_TASK BRIEF_
Write each line out exactly, leaving none out.

_MATERIAL_
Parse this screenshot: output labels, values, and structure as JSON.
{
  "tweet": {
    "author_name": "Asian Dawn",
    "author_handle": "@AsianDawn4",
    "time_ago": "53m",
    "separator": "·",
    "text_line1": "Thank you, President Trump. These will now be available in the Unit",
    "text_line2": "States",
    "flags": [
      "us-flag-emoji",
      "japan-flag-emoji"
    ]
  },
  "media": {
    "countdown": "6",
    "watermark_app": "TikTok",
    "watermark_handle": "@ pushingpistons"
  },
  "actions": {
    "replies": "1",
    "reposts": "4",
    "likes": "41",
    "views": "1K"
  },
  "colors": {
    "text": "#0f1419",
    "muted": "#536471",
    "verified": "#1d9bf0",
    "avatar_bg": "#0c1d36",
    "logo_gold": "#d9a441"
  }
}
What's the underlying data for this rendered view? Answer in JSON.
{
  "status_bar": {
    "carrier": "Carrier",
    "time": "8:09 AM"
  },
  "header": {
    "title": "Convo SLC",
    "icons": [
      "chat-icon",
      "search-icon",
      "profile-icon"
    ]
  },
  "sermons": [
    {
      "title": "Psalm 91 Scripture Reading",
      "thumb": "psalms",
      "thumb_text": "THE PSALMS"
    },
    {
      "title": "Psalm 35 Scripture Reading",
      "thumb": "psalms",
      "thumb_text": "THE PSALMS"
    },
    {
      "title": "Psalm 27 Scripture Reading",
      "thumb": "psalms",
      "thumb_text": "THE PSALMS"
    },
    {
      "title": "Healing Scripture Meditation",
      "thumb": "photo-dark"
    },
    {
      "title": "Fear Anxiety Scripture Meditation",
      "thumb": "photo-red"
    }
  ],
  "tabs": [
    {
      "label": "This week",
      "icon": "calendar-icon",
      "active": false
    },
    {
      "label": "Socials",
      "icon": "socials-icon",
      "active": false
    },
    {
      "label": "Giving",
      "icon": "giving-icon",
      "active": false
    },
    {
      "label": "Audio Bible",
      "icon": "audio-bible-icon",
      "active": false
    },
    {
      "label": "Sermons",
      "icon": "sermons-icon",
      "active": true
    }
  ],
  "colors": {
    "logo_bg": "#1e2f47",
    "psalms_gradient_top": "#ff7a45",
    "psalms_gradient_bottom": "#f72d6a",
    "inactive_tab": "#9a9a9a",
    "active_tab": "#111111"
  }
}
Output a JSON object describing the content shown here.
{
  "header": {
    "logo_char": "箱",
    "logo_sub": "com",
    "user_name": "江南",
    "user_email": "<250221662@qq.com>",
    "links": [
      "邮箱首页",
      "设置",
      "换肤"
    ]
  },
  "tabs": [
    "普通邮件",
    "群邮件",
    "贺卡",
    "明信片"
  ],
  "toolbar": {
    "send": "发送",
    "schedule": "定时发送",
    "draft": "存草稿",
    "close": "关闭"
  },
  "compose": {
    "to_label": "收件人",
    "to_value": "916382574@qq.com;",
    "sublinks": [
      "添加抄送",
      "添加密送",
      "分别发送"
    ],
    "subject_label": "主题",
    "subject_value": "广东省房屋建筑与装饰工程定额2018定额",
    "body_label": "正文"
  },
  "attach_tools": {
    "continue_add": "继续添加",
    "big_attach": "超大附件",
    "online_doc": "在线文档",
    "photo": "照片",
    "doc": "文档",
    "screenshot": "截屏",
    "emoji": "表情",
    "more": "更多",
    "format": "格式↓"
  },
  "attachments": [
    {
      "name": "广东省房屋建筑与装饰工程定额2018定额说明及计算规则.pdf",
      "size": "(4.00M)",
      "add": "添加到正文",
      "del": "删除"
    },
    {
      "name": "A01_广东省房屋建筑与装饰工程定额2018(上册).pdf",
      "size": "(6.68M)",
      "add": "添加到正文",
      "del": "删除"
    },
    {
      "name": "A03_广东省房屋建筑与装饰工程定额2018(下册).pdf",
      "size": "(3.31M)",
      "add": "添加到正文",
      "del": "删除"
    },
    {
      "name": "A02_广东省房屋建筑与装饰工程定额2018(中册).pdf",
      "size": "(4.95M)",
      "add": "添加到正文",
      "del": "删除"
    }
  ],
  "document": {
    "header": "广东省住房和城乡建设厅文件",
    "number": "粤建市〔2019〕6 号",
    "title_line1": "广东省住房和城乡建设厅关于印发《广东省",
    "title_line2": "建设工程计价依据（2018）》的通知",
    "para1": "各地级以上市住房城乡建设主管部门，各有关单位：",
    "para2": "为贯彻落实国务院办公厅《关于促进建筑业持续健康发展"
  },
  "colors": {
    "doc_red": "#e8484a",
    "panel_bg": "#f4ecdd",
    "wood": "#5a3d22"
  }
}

_EXERCISE SOLUTION_
Parse this screenshot: output labels, values, and structure as JSON.
{
  "tweet": {
    "author_name": "Asian Dawn",
    "author_handle": "@AsianDawn4",
    "time_ago": "53m",
    "separator": "·",
    "text_line1": "Thank you, President Trump. These will now be available in the Unit",
    "text_line2": "States",
    "flags": [
      "us-flag-emoji",
      "japan-flag-emoji"
    ]
  },
  "media": {
    "countdown": "6",
    "watermark_app": "TikTok",
    "watermark_handle": "@ pushingpistons"
  },
  "actions": {
    "replies": "1",
    "reposts": "4",
    "likes": "41",
    "views": "1K"
  },
  "colors": {
    "text": "#0f1419",
    "muted": "#536471",
    "verified": "#1d9bf0",
    "avatar_bg": "#0c1d36",
    "logo_gold": "#d9a441"
  }
}
What's the underlying data for this rendered view? Answer in JSON.
{
  "status_bar": {
    "carrier": "Carrier",
    "time": "8:09 AM"
  },
  "header": {
    "title": "Convo SLC",
    "icons": [
      "chat-icon",
      "search-icon",
      "profile-icon"
    ]
  },
  "sermons": [
    {
      "title": "Psalm 91 Scripture Reading",
      "thumb": "psalms",
      "thumb_text": "THE PSALMS"
    },
    {
      "title": "Psalm 35 Scripture Reading",
      "thumb": "psalms",
      "thumb_text": "THE PSALMS"
    },
    {
      "title": "Psalm 27 Scripture Reading",
      "thumb": "psalms",
      "thumb_text": "THE PSALMS"
    },
    {
      "title": "Healing Scripture Meditation",
      "thumb": "photo-dark"
    },
    {
      "title": "Fear Anxiety Scripture Meditation",
      "thumb": "photo-red"
    }
  ],
  "tabs": [
    {
      "label": "This week",
      "icon": "calendar-icon",
      "active": false
    },
    {
      "label": "Socials",
      "icon": "socials-icon",
      "active": false
    },
    {
      "label": "Giving",
      "icon": "giving-icon",
      "active": false
    },
    {
      "label": "Audio Bible",
      "icon": "audio-bible-icon",
      "active": false
    },
    {
      "label": "Sermons",
      "icon": "sermons-icon",
      "active": true
    }
  ],
  "colors": {
    "logo_bg": "#1e2f47",
    "psalms_gradient_top": "#ff7a45",
    "psalms_gradient_bottom": "#f72d6a",
    "inactive_tab": "#9a9a9a",
    "active_tab": "#111111"
  }
}
Output a JSON object describing the content shown here.
{
  "header": {
    "logo_char": "箱",
    "logo_sub": "com",
    "user_name": "江南",
    "user_email": "<250221662@qq.com>",
    "links": [
      "邮箱首页",
      "设置",
      "换肤"
    ]
  },
  "tabs": [
    "普通邮件",
    "群邮件",
    "贺卡",
    "明信片"
  ],
  "toolbar": {
    "send": "发送",
    "schedule": "定时发送",
    "draft": "存草稿",
    "close": "关闭"
  },
  "compose": {
    "to_label": "收件人",
    "to_value": "916382574@qq.com;",
    "sublinks": [
      "添加抄送",
      "添加密送",
      "分别发送"
    ],
    "subject_label": "主题",
    "subject_value": "广东省房屋建筑与装饰工程定额2018定额",
    "body_label": "正文"
  },
  "attach_tools": {
    "continue_add": "继续添加",
    "big_attach": "超大附件",
    "online_doc": "在线文档",
    "photo": "照片",
    "doc": "文档",
    "screenshot": "截屏",
    "emoji": "表情",
    "more": "更多",
    "format": "格式↓"
  },
  "attachments": [
    {
      "name": "广东省房屋建筑与装饰工程定额2018定额说明及计算规则.pdf",
      "size": "(4.00M)",
      "add": "添加到正文",
      "del": "删除"
    },
    {
      "name": "A01_广东省房屋建筑与装饰工程定额2018(上册).pdf",
      "size": "(6.68M)",
      "add": "添加到正文",
      "del": "删除"
    },
    {
      "name": "A03_广东省房屋建筑与装饰工程定额2018(下册).pdf",
      "size": "(3.31M)",
      "add": "添加到正文",
      "del": "删除"
    },
    {
      "name": "A02_广东省房屋建筑与装饰工程定额2018(中册).pdf",
      "size": "(4.95M)",
      "add": "添加到正文",
      "del": "删除"
    }
  ],
  "document": {
    "header": "广东省住房和城乡建设厅文件",
    "number": "粤建市〔2019〕6 号",
    "title_line1": "广东省住房和城乡建设厅关于印发《广东省",
    "title_line2": "建设工程计价依据（2018）》的通知",
    "para1": "各地级以上市住房城乡建设主管部门，各有关单位：",
    "para2": "为贯彻落实国务院办公厅《关于促进建筑业持续健康发展"
  },
  "colors": {
    "doc_red": "#e8484a",
    "panel_bg": "#f4ecdd",
    "wood": "#5a3d22"
  }
}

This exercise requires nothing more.